_Data rows_.
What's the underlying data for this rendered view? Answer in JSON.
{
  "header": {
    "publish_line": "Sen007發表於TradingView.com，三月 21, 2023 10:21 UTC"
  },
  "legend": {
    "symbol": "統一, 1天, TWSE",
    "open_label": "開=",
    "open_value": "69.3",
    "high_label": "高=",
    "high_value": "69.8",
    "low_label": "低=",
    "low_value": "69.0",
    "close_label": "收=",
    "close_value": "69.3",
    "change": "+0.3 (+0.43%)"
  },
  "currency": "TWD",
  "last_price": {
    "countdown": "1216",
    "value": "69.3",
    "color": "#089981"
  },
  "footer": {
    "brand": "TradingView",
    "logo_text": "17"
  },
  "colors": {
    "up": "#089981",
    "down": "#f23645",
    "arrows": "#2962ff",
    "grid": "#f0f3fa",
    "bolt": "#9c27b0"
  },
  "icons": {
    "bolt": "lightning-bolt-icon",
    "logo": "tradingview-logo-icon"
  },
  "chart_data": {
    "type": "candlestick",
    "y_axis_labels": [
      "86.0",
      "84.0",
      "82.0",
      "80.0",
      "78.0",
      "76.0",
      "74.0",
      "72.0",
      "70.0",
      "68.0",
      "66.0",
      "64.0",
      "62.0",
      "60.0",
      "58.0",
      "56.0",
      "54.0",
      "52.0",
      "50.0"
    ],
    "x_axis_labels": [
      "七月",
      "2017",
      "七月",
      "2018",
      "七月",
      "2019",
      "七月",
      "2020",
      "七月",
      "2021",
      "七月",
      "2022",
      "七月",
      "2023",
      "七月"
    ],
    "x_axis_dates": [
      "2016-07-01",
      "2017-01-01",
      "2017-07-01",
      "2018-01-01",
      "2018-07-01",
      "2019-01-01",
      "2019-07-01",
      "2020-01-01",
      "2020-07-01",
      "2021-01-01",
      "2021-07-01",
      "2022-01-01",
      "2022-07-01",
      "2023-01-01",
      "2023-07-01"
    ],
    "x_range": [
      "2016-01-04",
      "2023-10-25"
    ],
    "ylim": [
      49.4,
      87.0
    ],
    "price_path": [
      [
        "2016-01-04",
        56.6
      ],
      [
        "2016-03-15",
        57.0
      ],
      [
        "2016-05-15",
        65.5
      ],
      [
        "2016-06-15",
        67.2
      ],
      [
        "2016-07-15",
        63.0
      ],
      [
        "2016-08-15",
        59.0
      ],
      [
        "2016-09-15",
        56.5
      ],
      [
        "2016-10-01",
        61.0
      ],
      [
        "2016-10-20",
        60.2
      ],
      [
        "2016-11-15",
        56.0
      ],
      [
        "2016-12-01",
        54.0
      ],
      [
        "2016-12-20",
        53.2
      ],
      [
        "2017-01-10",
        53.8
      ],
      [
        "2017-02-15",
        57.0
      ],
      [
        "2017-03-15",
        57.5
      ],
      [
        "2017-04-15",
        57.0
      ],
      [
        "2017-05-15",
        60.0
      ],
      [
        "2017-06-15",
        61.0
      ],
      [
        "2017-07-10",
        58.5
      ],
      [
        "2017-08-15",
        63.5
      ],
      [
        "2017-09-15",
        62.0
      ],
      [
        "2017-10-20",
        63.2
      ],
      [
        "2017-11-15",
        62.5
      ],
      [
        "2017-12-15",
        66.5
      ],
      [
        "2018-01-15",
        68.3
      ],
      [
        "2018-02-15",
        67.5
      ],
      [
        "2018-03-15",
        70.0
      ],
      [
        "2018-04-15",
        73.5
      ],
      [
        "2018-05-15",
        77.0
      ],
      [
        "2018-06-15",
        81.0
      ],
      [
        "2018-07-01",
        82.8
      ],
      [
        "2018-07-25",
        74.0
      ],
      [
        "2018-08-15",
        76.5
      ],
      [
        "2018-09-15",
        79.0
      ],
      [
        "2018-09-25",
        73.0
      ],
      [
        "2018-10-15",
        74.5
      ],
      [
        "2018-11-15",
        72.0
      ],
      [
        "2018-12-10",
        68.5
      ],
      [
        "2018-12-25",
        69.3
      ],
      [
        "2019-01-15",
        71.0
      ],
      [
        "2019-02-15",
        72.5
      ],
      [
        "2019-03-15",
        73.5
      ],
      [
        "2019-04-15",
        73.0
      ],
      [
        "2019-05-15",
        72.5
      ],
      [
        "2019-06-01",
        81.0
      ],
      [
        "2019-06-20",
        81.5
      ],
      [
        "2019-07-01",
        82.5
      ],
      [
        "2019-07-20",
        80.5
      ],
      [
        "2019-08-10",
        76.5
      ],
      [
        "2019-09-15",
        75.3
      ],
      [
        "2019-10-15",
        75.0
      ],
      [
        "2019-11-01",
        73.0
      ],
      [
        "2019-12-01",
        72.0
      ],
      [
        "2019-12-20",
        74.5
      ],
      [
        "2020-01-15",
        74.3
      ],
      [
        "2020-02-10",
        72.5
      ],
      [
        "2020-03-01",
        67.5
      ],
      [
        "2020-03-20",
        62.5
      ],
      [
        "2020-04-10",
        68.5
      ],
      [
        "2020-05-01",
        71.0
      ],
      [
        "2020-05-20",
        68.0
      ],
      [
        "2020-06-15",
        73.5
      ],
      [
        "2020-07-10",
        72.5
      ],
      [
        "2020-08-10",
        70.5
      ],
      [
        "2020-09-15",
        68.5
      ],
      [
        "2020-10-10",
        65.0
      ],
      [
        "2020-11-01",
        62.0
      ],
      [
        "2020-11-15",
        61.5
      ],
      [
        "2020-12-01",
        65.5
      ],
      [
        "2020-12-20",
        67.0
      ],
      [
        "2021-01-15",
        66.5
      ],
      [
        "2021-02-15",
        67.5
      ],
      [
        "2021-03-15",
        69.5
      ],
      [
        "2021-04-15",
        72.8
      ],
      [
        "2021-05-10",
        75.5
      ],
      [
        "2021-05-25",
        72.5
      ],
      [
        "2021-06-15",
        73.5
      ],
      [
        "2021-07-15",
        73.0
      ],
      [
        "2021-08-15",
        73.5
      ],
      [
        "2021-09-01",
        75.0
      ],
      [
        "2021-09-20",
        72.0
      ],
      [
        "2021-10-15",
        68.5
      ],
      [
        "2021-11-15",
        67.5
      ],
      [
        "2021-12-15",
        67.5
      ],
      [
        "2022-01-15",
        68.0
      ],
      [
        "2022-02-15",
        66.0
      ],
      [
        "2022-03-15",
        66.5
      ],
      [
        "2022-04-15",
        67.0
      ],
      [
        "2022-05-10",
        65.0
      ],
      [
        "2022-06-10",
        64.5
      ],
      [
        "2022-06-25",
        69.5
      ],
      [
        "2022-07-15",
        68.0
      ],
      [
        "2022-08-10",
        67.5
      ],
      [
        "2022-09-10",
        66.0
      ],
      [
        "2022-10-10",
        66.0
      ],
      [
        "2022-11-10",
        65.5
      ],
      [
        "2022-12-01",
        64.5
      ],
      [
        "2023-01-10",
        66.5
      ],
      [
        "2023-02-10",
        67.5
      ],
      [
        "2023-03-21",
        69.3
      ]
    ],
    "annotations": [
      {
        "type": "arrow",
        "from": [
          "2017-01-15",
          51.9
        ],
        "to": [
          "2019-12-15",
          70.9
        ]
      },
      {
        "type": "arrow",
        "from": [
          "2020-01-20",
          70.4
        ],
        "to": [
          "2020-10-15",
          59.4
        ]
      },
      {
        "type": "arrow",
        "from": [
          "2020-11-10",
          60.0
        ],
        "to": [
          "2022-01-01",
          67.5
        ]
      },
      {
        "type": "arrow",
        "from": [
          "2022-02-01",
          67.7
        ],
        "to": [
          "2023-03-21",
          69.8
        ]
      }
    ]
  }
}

_Task to carry out_.
Say, as a number only, how many lines of the data contain "bolt".

_Exercise answer_.
2